⟨
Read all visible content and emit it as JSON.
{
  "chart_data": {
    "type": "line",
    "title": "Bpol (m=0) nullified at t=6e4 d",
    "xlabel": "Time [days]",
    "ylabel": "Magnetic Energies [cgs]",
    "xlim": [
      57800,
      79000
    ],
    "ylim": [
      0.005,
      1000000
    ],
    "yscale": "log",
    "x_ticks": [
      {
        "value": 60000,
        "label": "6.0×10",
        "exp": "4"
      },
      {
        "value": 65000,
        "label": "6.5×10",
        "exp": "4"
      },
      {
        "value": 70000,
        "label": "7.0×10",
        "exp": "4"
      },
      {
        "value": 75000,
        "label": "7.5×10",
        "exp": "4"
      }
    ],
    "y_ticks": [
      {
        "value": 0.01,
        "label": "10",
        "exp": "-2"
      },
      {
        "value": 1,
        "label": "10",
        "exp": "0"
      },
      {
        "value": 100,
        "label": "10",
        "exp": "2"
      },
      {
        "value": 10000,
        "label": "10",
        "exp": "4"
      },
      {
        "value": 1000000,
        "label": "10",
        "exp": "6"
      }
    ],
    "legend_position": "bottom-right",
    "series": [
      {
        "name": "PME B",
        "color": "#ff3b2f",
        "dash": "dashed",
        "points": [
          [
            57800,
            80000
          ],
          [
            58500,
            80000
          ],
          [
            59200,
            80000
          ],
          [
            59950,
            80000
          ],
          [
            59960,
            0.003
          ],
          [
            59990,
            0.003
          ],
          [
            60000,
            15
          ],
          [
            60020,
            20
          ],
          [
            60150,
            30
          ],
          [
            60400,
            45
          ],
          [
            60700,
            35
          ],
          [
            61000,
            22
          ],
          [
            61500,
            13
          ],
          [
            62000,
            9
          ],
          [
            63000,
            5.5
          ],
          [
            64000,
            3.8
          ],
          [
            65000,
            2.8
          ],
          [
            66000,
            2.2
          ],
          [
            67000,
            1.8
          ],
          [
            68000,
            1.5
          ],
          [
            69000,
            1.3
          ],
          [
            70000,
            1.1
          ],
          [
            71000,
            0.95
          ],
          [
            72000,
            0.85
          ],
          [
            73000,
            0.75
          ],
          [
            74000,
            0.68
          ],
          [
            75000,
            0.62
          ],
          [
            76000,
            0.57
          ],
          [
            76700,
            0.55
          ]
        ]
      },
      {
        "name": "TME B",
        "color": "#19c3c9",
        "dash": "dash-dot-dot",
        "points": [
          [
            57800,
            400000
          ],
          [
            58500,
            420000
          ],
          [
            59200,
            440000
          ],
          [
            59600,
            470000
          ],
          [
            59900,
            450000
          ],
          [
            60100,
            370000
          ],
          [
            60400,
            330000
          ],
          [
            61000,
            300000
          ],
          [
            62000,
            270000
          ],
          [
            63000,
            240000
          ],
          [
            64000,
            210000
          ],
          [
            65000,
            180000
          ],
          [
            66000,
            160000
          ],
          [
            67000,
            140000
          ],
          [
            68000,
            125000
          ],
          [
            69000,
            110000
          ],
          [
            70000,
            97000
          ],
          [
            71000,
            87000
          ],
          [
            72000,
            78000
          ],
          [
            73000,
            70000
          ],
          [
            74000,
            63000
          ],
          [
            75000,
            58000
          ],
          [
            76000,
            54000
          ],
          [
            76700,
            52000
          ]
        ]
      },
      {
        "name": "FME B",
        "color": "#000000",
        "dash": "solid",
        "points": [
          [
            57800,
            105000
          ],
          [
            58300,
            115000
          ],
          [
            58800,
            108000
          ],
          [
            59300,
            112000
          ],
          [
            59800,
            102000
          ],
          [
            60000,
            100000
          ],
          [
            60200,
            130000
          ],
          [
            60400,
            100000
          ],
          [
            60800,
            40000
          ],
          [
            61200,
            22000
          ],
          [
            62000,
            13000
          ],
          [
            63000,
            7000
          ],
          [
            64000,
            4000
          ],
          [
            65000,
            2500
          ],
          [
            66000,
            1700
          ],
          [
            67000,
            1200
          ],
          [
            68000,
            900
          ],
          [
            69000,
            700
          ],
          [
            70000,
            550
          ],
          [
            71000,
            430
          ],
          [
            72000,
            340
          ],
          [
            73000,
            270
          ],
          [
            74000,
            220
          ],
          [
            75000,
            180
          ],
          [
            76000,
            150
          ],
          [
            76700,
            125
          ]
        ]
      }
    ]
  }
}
⟩
§ **REQUEST**
Write out the listing once more, matching it exactly.

§ **REPLY TO THE EXERCISE**
Read all visible content and emit it as JSON.
{
  "chart_data": {
    "type": "line",
    "title": "Bpol (m=0) nullified at t=6e4 d",
    "xlabel": "Time [days]",
    "ylabel": "Magnetic Energies [cgs]",
    "xlim": [
      57800,
      79000
    ],
    "ylim": [
      0.005,
      1000000
    ],
    "yscale": "log",
    "x_ticks": [
      {
        "value": 60000,
        "label": "6.0×10",
        "exp": "4"
      },
      {
        "value": 65000,
        "label": "6.5×10",
        "exp": "4"
      },
      {
        "value": 70000,
        "label": "7.0×10",
        "exp": "4"
      },
      {
        "value": 75000,
        "label": "7.5×10",
        "exp": "4"
      }
    ],
    "y_ticks": [
      {
        "value": 0.01,
        "label": "10",
        "exp": "-2"
      },
      {
        "value": 1,
        "label": "10",
        "exp": "0"
      },
      {
        "value": 100,
        "label": "10",
        "exp": "2"
      },
      {
        "value": 10000,
        "label": "10",
        "exp": "4"
      },
      {
        "value": 1000000,
        "label": "10",
        "exp": "6"
      }
    ],
    "legend_position": "bottom-right",
    "series": [
      {
        "name": "PME B",
        "color": "#ff3b2f",
        "dash": "dashed",
        "points": [
          [
            57800,
            80000
          ],
          [
            58500,
            80000
          ],
          [
            59200,
            80000
          ],
          [
            59950,
            80000
          ],
          [
            59960,
            0.003
          ],
          [
            59990,
            0.003
          ],
          [
            60000,
            15
          ],
          [
            60020,
            20
          ],
          [
            60150,
            30
          ],
          [
            60400,
            45
          ],
          [
            60700,
            35
          ],
          [
            61000,
            22
          ],
          [
            61500,
            13
          ],
          [
            62000,
            9
          ],
          [
            63000,
            5.5
          ],
          [
            64000,
            3.8
          ],
          [
            65000,
            2.8
          ],
          [
            66000,
            2.2
          ],
          [
            67000,
            1.8
          ],
          [
            68000,
            1.5
          ],
          [
            69000,
            1.3
          ],
          [
            70000,
            1.1
          ],
          [
            71000,
            0.95
          ],
          [
            72000,
            0.85
          ],
          [
            73000,
            0.75
          ],
          [
            74000,
            0.68
          ],
          [
            75000,
            0.62
          ],
          [
            76000,
            0.57
          ],
          [
            76700,
            0.55
          ]
        ]
      },
      {
        "name": "TME B",
        "color": "#19c3c9",
        "dash": "dash-dot-dot",
        "points": [
          [
            57800,
            400000
          ],
          [
            58500,
            420000
          ],
          [
            59200,
            440000
          ],
          [
            59600,
            470000
          ],
          [
            59900,
            450000
          ],
          [
            60100,
            370000
          ],
          [
            60400,
            330000
          ],
          [
            61000,
            300000
          ],
          [
            62000,
            270000
          ],
          [
            63000,
            240000
          ],
          [
            64000,
            210000
          ],
          [
            65000,
            180000
          ],
          [
            66000,
            160000
          ],
          [
            67000,
            140000
          ],
          [
            68000,
            125000
          ],
          [
            69000,
            110000
          ],
          [
            70000,
            97000
          ],
          [
            71000,
            87000
          ],
          [
            72000,
            78000
          ],
          [
            73000,
            70000
          ],
          [
            74000,
            63000
          ],
          [
            75000,
            58000
          ],
          [
            76000,
            54000
          ],
          [
            76700,
            52000
          ]
        ]
      },
      {
        "name": "FME B",
        "color": "#000000",
        "dash": "solid",
        "points": [
          [
            57800,
            105000
          ],
          [
            58300,
            115000
          ],
          [
            58800,
            108000
          ],
          [
            59300,
            112000
          ],
          [
            59800,
            102000
          ],
          [
            60000,
            100000
          ],
          [
            60200,
            130000
          ],
          [
            60400,
            100000
          ],
          [
            60800,
            40000
          ],
          [
            61200,
            22000
          ],
          [
            62000,
            13000
          ],
          [
            63000,
            7000
          ],
          [
            64000,
            4000
          ],
          [
            65000,
            2500
          ],
          [
            66000,
            1700
          ],
          [
            67000,
            1200
          ],
          [
            68000,
            900
          ],
          [
            69000,
            700
          ],
          [
            70000,
            550
          ],
          [
            71000,
            430
          ],
          [
            72000,
            340
          ],
          [
            73000,
            270
          ],
          [
            74000,
            220
          ],
          [
            75000,
            180
          ],
          [
            76000,
            150
          ],
          [
            76700,
            125
          ]
        ]
      }
    ]
  }
}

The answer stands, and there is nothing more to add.